Directions:
Every line below should be copied exactly; drop the pictures.

----------

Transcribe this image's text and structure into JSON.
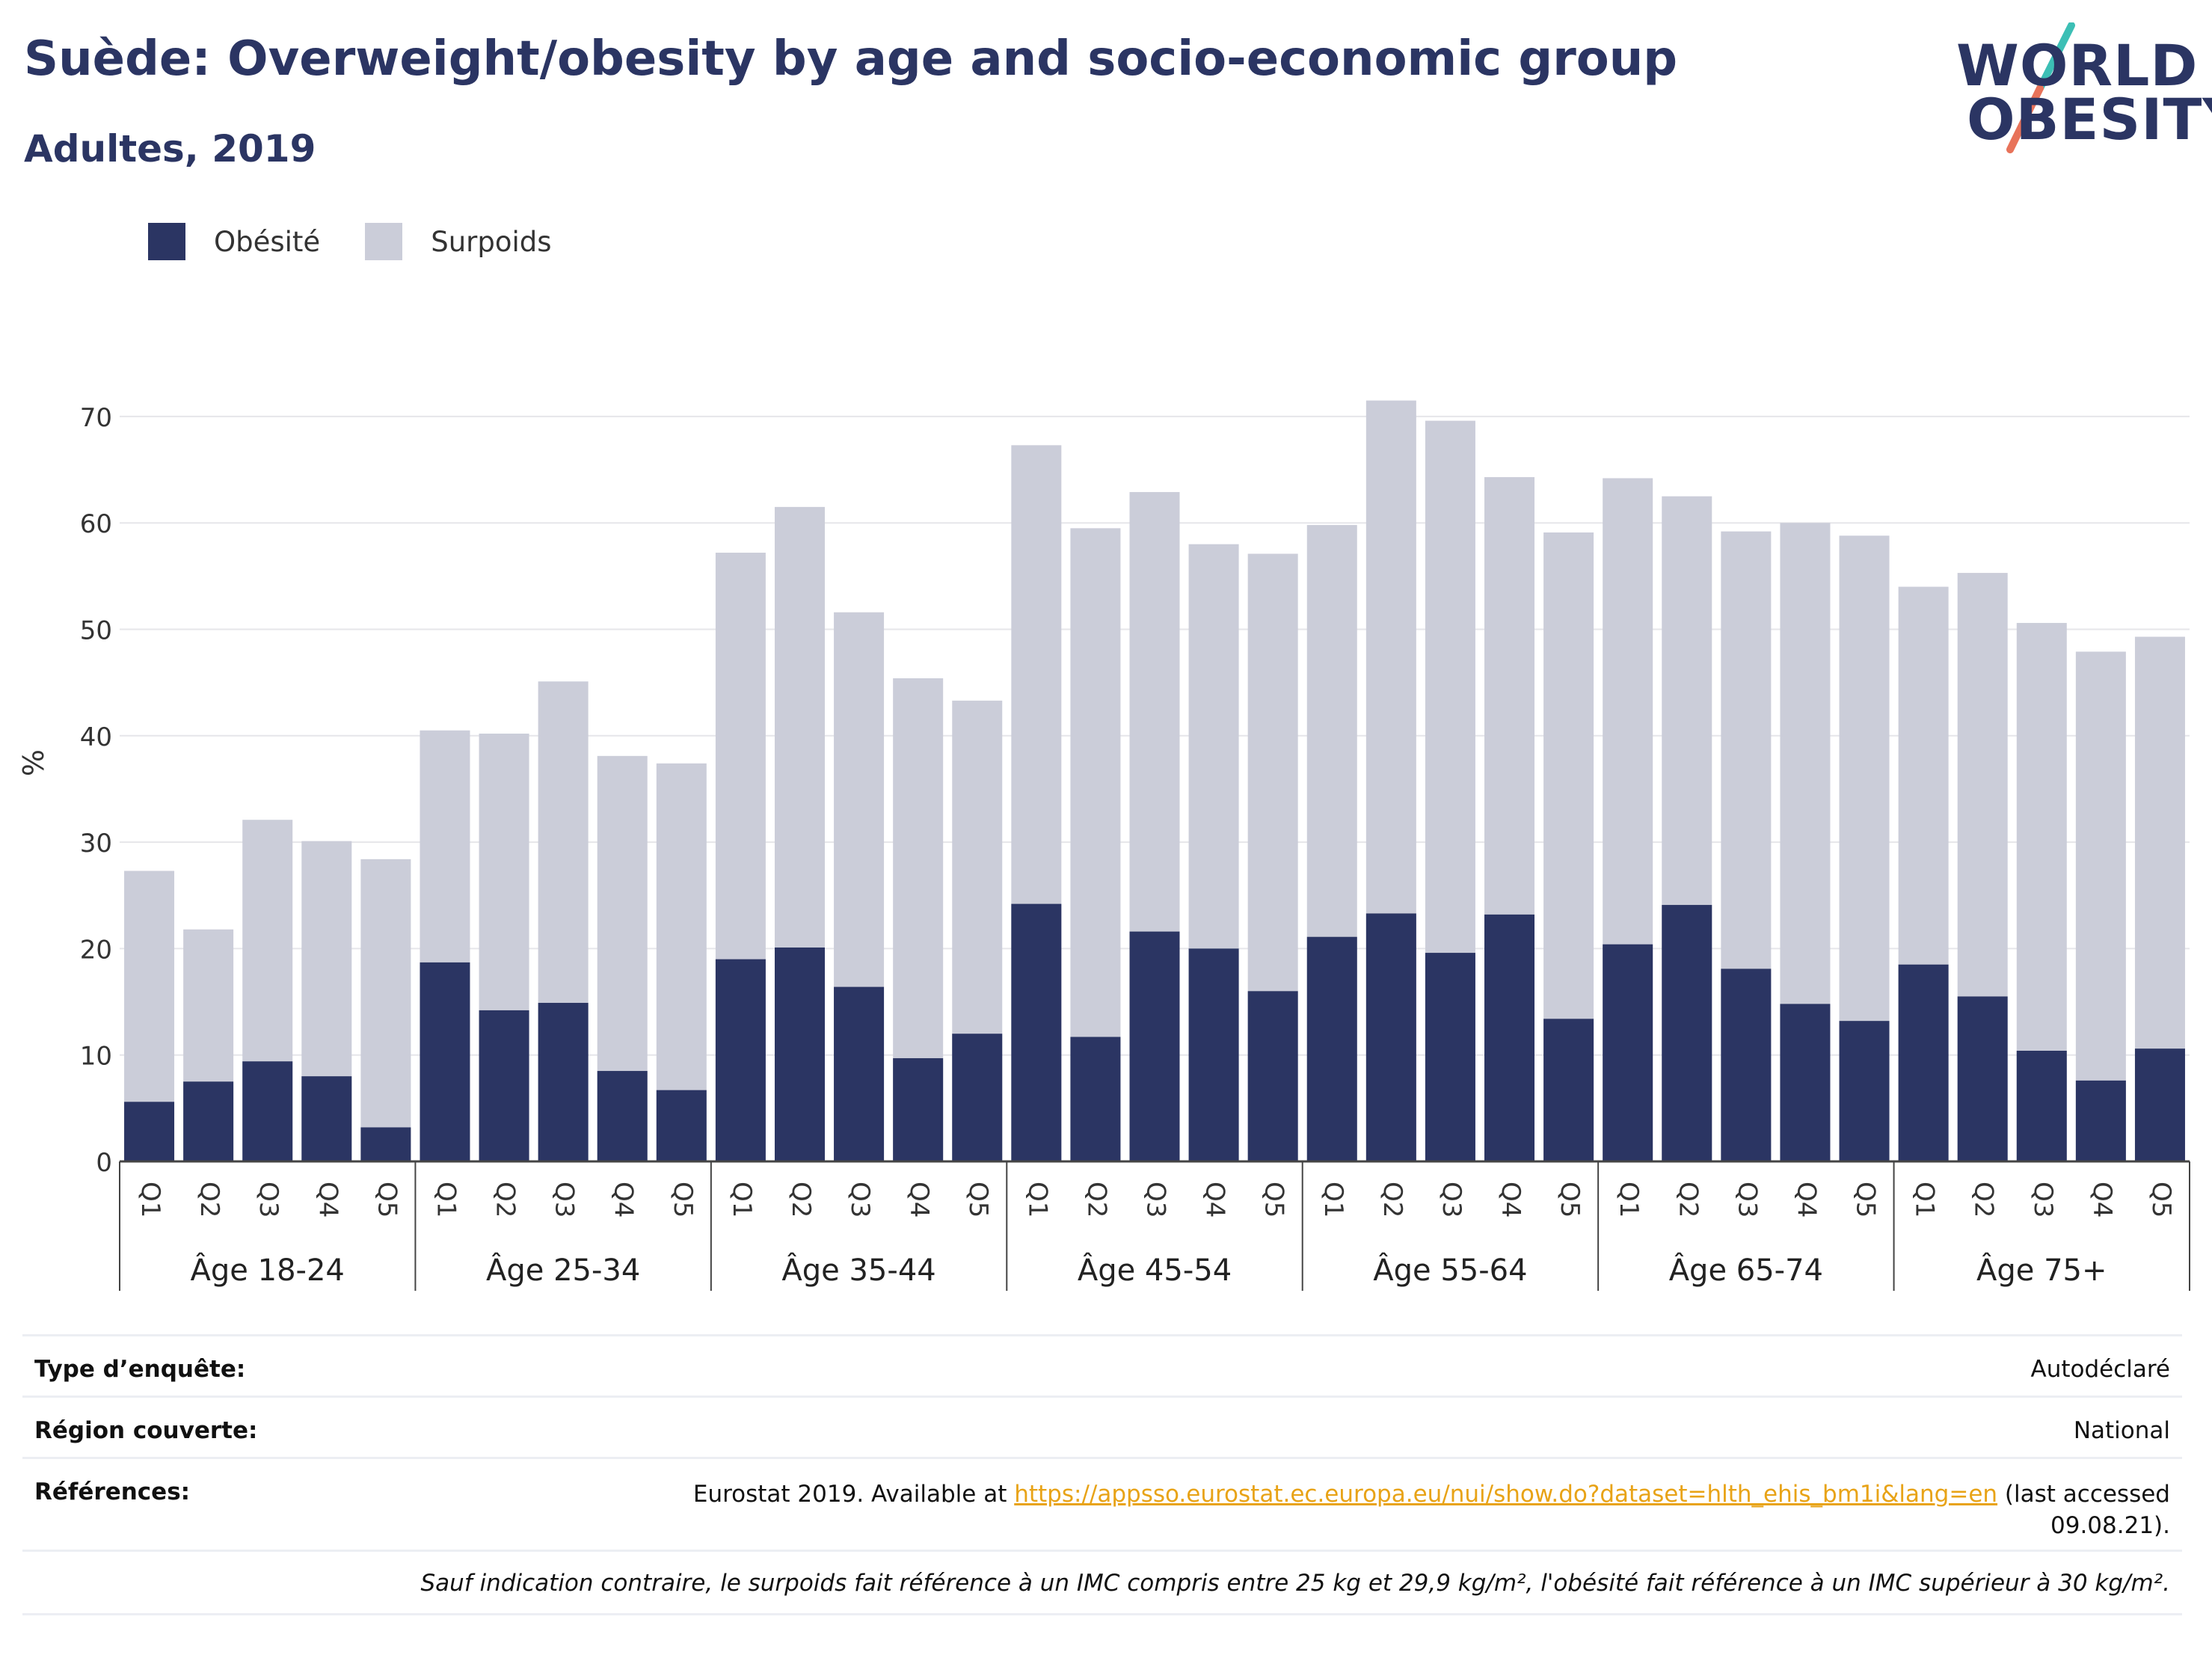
{
  "header": {
    "title": "Suède: Overweight/obesity by age and socio-economic group",
    "subtitle": "Adultes, 2019",
    "logo_line1": "WORLD",
    "logo_line2": "OBESITY"
  },
  "colors": {
    "obesity": "#2b3563",
    "overweight": "#cbcdd9",
    "text": "#2b3563",
    "logo_accent_teal": "#3cbfb5",
    "logo_accent_red": "#e8735a",
    "link": "#e8a317"
  },
  "legend": {
    "obesity_label": "Obésité",
    "overweight_label": "Surpoids"
  },
  "chart_data": {
    "type": "bar",
    "stacked": false,
    "overlay": true,
    "ylabel": "%",
    "ylim": [
      0,
      75
    ],
    "yticks": [
      0,
      10,
      20,
      30,
      40,
      50,
      60,
      70
    ],
    "grid": true,
    "legend_position": "top-left",
    "groups": [
      "Âge 18-24",
      "Âge 25-34",
      "Âge 35-44",
      "Âge 45-54",
      "Âge 55-64",
      "Âge 65-74",
      "Âge 75+"
    ],
    "categories": [
      "Q1",
      "Q2",
      "Q3",
      "Q4",
      "Q5"
    ],
    "series": [
      {
        "name": "Obésité",
        "values": [
          [
            5.6,
            7.5,
            9.4,
            8.0,
            3.2
          ],
          [
            18.7,
            14.2,
            14.9,
            8.5,
            6.7
          ],
          [
            19.0,
            20.1,
            16.4,
            9.7,
            12.0
          ],
          [
            24.2,
            11.7,
            21.6,
            20.0,
            16.0
          ],
          [
            21.1,
            23.3,
            19.6,
            23.2,
            13.4
          ],
          [
            20.4,
            24.1,
            18.1,
            14.8,
            13.2
          ],
          [
            18.5,
            15.5,
            10.4,
            7.6,
            10.6
          ]
        ]
      },
      {
        "name": "Surpoids",
        "values": [
          [
            27.3,
            21.8,
            32.1,
            30.1,
            28.4
          ],
          [
            40.5,
            40.2,
            45.1,
            38.1,
            37.4
          ],
          [
            57.2,
            61.5,
            51.6,
            45.4,
            43.3
          ],
          [
            67.3,
            59.5,
            62.9,
            58.0,
            57.1
          ],
          [
            59.8,
            71.5,
            69.6,
            64.3,
            59.1
          ],
          [
            64.2,
            62.5,
            59.2,
            60.0,
            58.8
          ],
          [
            54.0,
            55.3,
            50.6,
            47.9,
            49.3
          ]
        ]
      }
    ]
  },
  "info": {
    "survey_type_label": "Type d’enquête:",
    "survey_type_value": "Autodéclaré",
    "region_label": "Région couverte:",
    "region_value": "National",
    "references_label": "Références:",
    "references_prefix": "Eurostat 2019. Available at ",
    "references_link": "https://appsso.eurostat.ec.europa.eu/nui/show.do?dataset=hlth_ehis_bm1i&lang=en",
    "references_suffix": " (last accessed",
    "references_date": "09.08.21).",
    "note": "Sauf indication contraire, le surpoids fait référence à un IMC compris entre 25 kg et 29,9 kg/m², l'obésité fait référence à un IMC supérieur à 30 kg/m²."
  }
}
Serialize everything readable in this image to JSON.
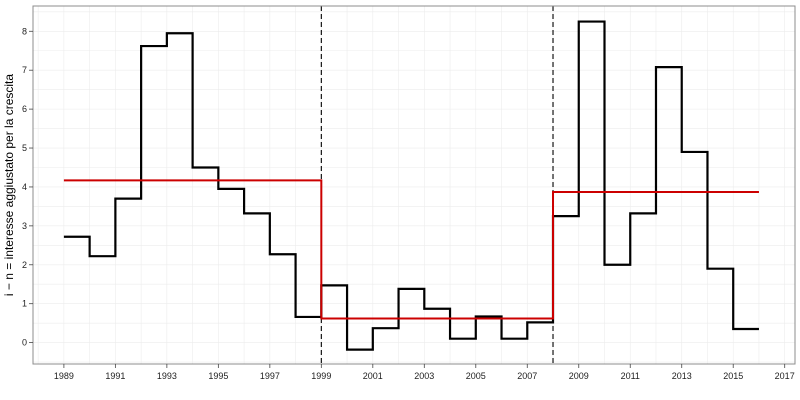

----------

Exercise answer:
Transcribe this image's text and structure into JSON.
{
  "header": {
    "title": "Suède: Overweight/obesity by age and socio-economic group",
    "subtitle": "Adultes, 2019",
    "logo_line1": "WORLD",
    "logo_line2": "OBESITY"
  },
  "colors": {
    "obesity": "#2b3563",
    "overweight": "#cbcdd9",
    "text": "#2b3563",
    "logo_accent_teal": "#3cbfb5",
    "logo_accent_red": "#e8735a",
    "link": "#e8a317"
  },
  "legend": {
    "obesity_label": "Obésité",
    "overweight_label": "Surpoids"
  },
  "chart_data": {
    "type": "bar",
    "stacked": false,
    "overlay": true,
    "ylabel": "%",
    "ylim": [
      0,
      75
    ],
    "yticks": [
      0,
      10,
      20,
      30,
      40,
      50,
      60,
      70
    ],
    "grid": true,
    "legend_position": "top-left",
    "groups": [
      "Âge 18-24",
      "Âge 25-34",
      "Âge 35-44",
      "Âge 45-54",
      "Âge 55-64",
      "Âge 65-74",
      "Âge 75+"
    ],
    "categories": [
      "Q1",
      "Q2",
      "Q3",
      "Q4",
      "Q5"
    ],
    "series": [
      {
        "name": "Obésité",
        "values": [
          [
            5.6,
            7.5,
            9.4,
            8.0,
            3.2
          ],
          [
            18.7,
            14.2,
            14.9,
            8.5,
            6.7
          ],
          [
            19.0,
            20.1,
            16.4,
            9.7,
            12.0
          ],
          [
            24.2,
            11.7,
            21.6,
            20.0,
            16.0
          ],
          [
            21.1,
            23.3,
            19.6,
            23.2,
            13.4
          ],
          [
            20.4,
            24.1,
            18.1,
            14.8,
            13.2
          ],
          [
            18.5,
            15.5,
            10.4,
            7.6,
            10.6
          ]
        ]
      },
      {
        "name": "Surpoids",
        "values": [
          [
            27.3,
            21.8,
            32.1,
            30.1,
            28.4
          ],
          [
            40.5,
            40.2,
            45.1,
            38.1,
            37.4
          ],
          [
            57.2,
            61.5,
            51.6,
            45.4,
            43.3
          ],
          [
            67.3,
            59.5,
            62.9,
            58.0,
            57.1
          ],
          [
            59.8,
            71.5,
            69.6,
            64.3,
            59.1
          ],
          [
            64.2,
            62.5,
            59.2,
            60.0,
            58.8
          ],
          [
            54.0,
            55.3,
            50.6,
            47.9,
            49.3
          ]
        ]
      }
    ]
  },
  "info": {
    "survey_type_label": "Type d’enquête:",
    "survey_type_value": "Autodéclaré",
    "region_label": "Région couverte:",
    "region_value": "National",
    "references_label": "Références:",
    "references_prefix": "Eurostat 2019. Available at ",
    "references_link": "https://appsso.eurostat.ec.europa.eu/nui/show.do?dataset=hlth_ehis_bm1i&lang=en",
    "references_suffix": " (last accessed",
    "references_date": "09.08.21).",
    "note": "Sauf indication contraire, le surpoids fait référence à un IMC compris entre 25 kg et 29,9 kg/m², l'obésité fait référence à un IMC supérieur à 30 kg/m²."
  }
}
Serialize everything readable in this image to JSON.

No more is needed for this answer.